PROBLEM DETAILS:
Below are some entries. Output each one exactly as it appears.

......

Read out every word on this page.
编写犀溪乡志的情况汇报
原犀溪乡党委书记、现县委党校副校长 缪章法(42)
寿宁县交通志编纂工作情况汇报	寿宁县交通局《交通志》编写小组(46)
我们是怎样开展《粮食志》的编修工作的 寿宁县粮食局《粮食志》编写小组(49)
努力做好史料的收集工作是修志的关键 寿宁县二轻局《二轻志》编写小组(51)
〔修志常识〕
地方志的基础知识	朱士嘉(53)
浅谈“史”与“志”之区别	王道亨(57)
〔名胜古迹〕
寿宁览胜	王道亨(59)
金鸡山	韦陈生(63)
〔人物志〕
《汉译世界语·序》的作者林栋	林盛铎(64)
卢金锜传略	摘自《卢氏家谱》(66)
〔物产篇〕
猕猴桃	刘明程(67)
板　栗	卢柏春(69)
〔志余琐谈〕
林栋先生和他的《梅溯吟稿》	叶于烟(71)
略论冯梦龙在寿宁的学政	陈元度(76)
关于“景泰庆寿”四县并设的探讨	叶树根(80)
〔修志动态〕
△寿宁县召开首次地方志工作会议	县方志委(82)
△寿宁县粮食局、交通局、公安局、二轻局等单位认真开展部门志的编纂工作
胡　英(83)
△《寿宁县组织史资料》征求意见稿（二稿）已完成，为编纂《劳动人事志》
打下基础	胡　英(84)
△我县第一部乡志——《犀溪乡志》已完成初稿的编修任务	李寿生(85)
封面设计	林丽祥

......

FULL ANSWER:
Read out every word on this page.
编写犀溪乡志的情况汇报
原犀溪乡党委书记、现县委党校副校长 缪章法(42)
寿宁县交通志编纂工作情况汇报	寿宁县交通局《交通志》编写小组(46)
我们是怎样开展《粮食志》的编修工作的 寿宁县粮食局《粮食志》编写小组(49)
努力做好史料的收集工作是修志的关键 寿宁县二轻局《二轻志》编写小组(51)
〔修志常识〕
地方志的基础知识	朱士嘉(53)
浅谈“史”与“志”之区别	王道亨(57)
〔名胜古迹〕
寿宁览胜	王道亨(59)
金鸡山	韦陈生(63)
〔人物志〕
《汉译世界语·序》的作者林栋	林盛铎(64)
卢金锜传略	摘自《卢氏家谱》(66)
〔物产篇〕
猕猴桃	刘明程(67)
板　栗	卢柏春(69)
〔志余琐谈〕
林栋先生和他的《梅溯吟稿》	叶于烟(71)
略论冯梦龙在寿宁的学政	陈元度(76)
关于“景泰庆寿”四县并设的探讨	叶树根(80)
〔修志动态〕
△寿宁县召开首次地方志工作会议	县方志委(82)
△寿宁县粮食局、交通局、公安局、二轻局等单位认真开展部门志的编纂工作
胡　英(83)
△《寿宁县组织史资料》征求意见稿（二稿）已完成，为编纂《劳动人事志》
打下基础	胡　英(84)
△我县第一部乡志——《犀溪乡志》已完成初稿的编修任务	李寿生(85)
封面设计	林丽祥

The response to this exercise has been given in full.